Region annotation records:
━━━

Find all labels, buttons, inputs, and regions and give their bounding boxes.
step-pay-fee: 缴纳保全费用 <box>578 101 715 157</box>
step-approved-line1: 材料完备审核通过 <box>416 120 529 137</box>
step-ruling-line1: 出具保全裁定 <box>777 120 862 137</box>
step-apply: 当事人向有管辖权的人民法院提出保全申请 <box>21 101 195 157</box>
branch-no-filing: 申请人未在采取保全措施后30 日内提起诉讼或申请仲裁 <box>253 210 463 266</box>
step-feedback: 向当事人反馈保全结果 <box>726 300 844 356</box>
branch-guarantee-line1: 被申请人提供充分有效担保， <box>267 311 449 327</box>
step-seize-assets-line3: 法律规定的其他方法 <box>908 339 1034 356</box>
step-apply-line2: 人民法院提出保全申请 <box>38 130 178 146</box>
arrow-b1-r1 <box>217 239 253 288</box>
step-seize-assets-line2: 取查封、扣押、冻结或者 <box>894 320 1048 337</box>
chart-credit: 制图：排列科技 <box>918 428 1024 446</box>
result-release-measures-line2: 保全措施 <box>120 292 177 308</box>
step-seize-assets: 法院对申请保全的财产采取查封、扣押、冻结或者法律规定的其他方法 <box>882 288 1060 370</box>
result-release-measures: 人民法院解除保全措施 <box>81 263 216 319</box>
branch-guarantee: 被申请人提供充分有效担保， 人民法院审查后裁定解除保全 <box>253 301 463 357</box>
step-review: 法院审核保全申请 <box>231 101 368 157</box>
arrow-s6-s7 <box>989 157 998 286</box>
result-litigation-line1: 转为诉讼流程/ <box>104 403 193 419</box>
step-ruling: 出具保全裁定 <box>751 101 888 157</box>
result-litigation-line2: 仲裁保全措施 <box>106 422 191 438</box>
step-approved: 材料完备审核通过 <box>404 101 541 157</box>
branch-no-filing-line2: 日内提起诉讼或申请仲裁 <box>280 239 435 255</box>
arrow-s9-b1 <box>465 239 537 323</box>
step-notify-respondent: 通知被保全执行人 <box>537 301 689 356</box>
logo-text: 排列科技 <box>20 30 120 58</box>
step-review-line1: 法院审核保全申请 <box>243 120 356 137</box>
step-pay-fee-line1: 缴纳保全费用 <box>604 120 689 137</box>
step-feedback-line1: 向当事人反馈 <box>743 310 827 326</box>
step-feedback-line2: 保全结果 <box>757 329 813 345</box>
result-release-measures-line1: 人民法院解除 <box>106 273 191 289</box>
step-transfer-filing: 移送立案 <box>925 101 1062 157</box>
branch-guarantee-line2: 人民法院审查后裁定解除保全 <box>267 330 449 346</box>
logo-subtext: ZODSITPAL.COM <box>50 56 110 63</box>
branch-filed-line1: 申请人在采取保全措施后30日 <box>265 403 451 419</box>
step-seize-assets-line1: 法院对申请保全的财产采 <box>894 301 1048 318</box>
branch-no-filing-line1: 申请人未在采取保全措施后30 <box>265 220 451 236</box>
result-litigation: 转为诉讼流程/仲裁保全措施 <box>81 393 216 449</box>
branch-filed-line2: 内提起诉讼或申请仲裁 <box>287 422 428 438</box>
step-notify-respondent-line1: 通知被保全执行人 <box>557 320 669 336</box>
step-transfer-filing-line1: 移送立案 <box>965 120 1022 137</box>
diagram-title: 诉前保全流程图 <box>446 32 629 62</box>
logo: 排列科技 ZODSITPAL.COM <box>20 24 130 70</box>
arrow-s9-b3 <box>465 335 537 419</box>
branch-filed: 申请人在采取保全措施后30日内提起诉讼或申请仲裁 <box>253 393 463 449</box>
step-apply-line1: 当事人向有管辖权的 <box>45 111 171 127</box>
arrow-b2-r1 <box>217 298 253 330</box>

━━━

Rewrite the listing, changing each occurrence of "arrow" to "connector" and leaving every other part as it is.

Find all labels, buttons, inputs, and regions and give their bounding boxes.
step-pay-fee: 缴纳保全费用 <box>578 101 715 157</box>
step-approved-line1: 材料完备审核通过 <box>416 120 529 137</box>
step-ruling-line1: 出具保全裁定 <box>777 120 862 137</box>
step-apply: 当事人向有管辖权的人民法院提出保全申请 <box>21 101 195 157</box>
branch-no-filing: 申请人未在采取保全措施后30 日内提起诉讼或申请仲裁 <box>253 210 463 266</box>
step-feedback: 向当事人反馈保全结果 <box>726 300 844 356</box>
branch-guarantee-line1: 被申请人提供充分有效担保， <box>267 311 449 327</box>
step-seize-assets-line3: 法律规定的其他方法 <box>908 339 1034 356</box>
step-apply-line2: 人民法院提出保全申请 <box>38 130 178 146</box>
connector-b1-r1 <box>217 239 253 288</box>
step-seize-assets-line2: 取查封、扣押、冻结或者 <box>894 320 1048 337</box>
chart-credit: 制图：排列科技 <box>918 428 1024 446</box>
result-release-measures-line2: 保全措施 <box>120 292 177 308</box>
step-seize-assets: 法院对申请保全的财产采取查封、扣押、冻结或者法律规定的其他方法 <box>882 288 1060 370</box>
result-release-measures: 人民法院解除保全措施 <box>81 263 216 319</box>
branch-guarantee: 被申请人提供充分有效担保， 人民法院审查后裁定解除保全 <box>253 301 463 357</box>
step-review: 法院审核保全申请 <box>231 101 368 157</box>
connector-s6-s7 <box>989 157 998 286</box>
result-litigation-line1: 转为诉讼流程/ <box>104 403 193 419</box>
step-ruling: 出具保全裁定 <box>751 101 888 157</box>
result-litigation-line2: 仲裁保全措施 <box>106 422 191 438</box>
step-approved: 材料完备审核通过 <box>404 101 541 157</box>
branch-no-filing-line2: 日内提起诉讼或申请仲裁 <box>280 239 435 255</box>
connector-s9-b1 <box>465 239 537 323</box>
step-notify-respondent: 通知被保全执行人 <box>537 301 689 356</box>
logo-text: 排列科技 <box>20 30 120 58</box>
step-review-line1: 法院审核保全申请 <box>243 120 356 137</box>
step-pay-fee-line1: 缴纳保全费用 <box>604 120 689 137</box>
step-feedback-line1: 向当事人反馈 <box>743 310 827 326</box>
step-feedback-line2: 保全结果 <box>757 329 813 345</box>
result-release-measures-line1: 人民法院解除 <box>106 273 191 289</box>
step-transfer-filing: 移送立案 <box>925 101 1062 157</box>
branch-guarantee-line2: 人民法院审查后裁定解除保全 <box>267 330 449 346</box>
logo-subtext: ZODSITPAL.COM <box>50 56 110 63</box>
branch-filed-line1: 申请人在采取保全措施后30日 <box>265 403 451 419</box>
step-seize-assets-line1: 法院对申请保全的财产采 <box>894 301 1048 318</box>
branch-no-filing-line1: 申请人未在采取保全措施后30 <box>265 220 451 236</box>
result-litigation: 转为诉讼流程/仲裁保全措施 <box>81 393 216 449</box>
branch-filed-line2: 内提起诉讼或申请仲裁 <box>287 422 428 438</box>
step-notify-respondent-line1: 通知被保全执行人 <box>557 320 669 336</box>
step-transfer-filing-line1: 移送立案 <box>965 120 1022 137</box>
diagram-title: 诉前保全流程图 <box>446 32 629 62</box>
logo: 排列科技 ZODSITPAL.COM <box>20 24 130 70</box>
connector-s9-b3 <box>465 335 537 419</box>
branch-filed: 申请人在采取保全措施后30日内提起诉讼或申请仲裁 <box>253 393 463 449</box>
step-apply-line1: 当事人向有管辖权的 <box>45 111 171 127</box>
connector-b2-r1 <box>217 298 253 330</box>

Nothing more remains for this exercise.